The input:
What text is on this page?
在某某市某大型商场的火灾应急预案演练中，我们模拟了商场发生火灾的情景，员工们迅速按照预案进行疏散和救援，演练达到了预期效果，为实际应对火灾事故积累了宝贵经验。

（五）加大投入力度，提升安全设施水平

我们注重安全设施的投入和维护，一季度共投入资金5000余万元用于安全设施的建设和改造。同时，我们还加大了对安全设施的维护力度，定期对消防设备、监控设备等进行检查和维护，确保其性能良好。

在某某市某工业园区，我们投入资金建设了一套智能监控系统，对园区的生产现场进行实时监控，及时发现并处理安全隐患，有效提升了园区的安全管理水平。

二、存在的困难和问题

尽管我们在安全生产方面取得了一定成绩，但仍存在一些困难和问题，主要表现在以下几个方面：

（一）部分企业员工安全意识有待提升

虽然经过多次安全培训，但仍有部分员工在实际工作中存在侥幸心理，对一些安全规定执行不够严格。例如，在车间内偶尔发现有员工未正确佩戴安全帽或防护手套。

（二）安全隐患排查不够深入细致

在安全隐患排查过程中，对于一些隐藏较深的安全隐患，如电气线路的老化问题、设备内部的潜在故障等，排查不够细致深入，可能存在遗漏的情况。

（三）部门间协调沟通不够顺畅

Written request: Quote each line above in full, word for word.

Task solution:
What text is on this page?
在某某市某大型商场的火灾应急预案演练中，我们模拟了商场发生火灾的情景，员工们迅速按照预案进行疏散和救援，演练达到了预期效果，为实际应对火灾事故积累了宝贵经验。

（五）加大投入力度，提升安全设施水平

我们注重安全设施的投入和维护，一季度共投入资金5000余万元用于安全设施的建设和改造。同时，我们还加大了对安全设施的维护力度，定期对消防设备、监控设备等进行检查和维护，确保其性能良好。

在某某市某工业园区，我们投入资金建设了一套智能监控系统，对园区的生产现场进行实时监控，及时发现并处理安全隐患，有效提升了园区的安全管理水平。

二、存在的困难和问题

尽管我们在安全生产方面取得了一定成绩，但仍存在一些困难和问题，主要表现在以下几个方面：

（一）部分企业员工安全意识有待提升

虽然经过多次安全培训，但仍有部分员工在实际工作中存在侥幸心理，对一些安全规定执行不够严格。例如，在车间内偶尔发现有员工未正确佩戴安全帽或防护手套。

（二）安全隐患排查不够深入细致

在安全隐患排查过程中，对于一些隐藏较深的安全隐患，如电气线路的老化问题、设备内部的潜在故障等，排查不够细致深入，可能存在遗漏的情况。

（三）部门间协调沟通不够顺畅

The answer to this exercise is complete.